Where a line of the material contains the string "label", copy that line.

Stored data:
*-*-*

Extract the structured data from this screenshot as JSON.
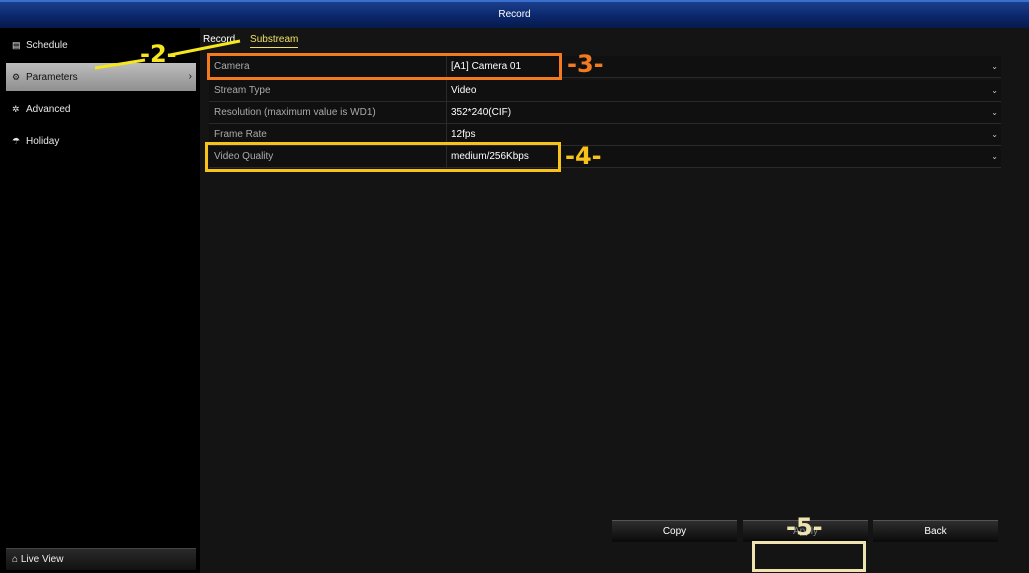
{
  "window": {
    "title": "Record"
  },
  "sidebar": {
    "items": [
      {
        "label": "Schedule",
        "icon": "calendar-icon"
      },
      {
        "label": "Parameters",
        "icon": "gear-icon",
        "active": true
      },
      {
        "label": "Advanced",
        "icon": "gears-icon"
      },
      {
        "label": "Holiday",
        "icon": "umbrella-icon"
      }
    ],
    "live_view": "Live View"
  },
  "tabs": [
    {
      "label": "Record"
    },
    {
      "label": "Substream",
      "active": true
    }
  ],
  "fields": [
    {
      "label": "Camera",
      "value": "[A1] Camera 01"
    },
    {
      "label": "Stream Type",
      "value": "Video"
    },
    {
      "label": "Resolution (maximum value is WD1)",
      "value": "352*240(CIF)"
    },
    {
      "label": "Frame Rate",
      "value": "12fps"
    },
    {
      "label": "Video Quality",
      "value": "medium/256Kbps"
    }
  ],
  "buttons": {
    "copy": "Copy",
    "apply": "Apply",
    "back": "Back"
  },
  "annotations": {
    "step2": "-2-",
    "step3": "-3-",
    "step4": "-4-",
    "step5": "-5-",
    "colors": {
      "step2": "#f5e61e",
      "step3": "#f47a20",
      "step4": "#f7c21a",
      "step5": "#efe3b0"
    }
  }
}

*-*-*

** SOLUTION TO THIS PROBLEM **
        "label": "Schedule",
        "label": "Parameters",
        "label": "Advanced",
        "label": "Holiday",
      "label": "Record"
      "label": "Substream",
      "label": "Camera",
      "label": "Stream Type",
      "label": "Resolution (maximum value is WD1)",
      "label": "Frame Rate",
      "label": "Video Quality",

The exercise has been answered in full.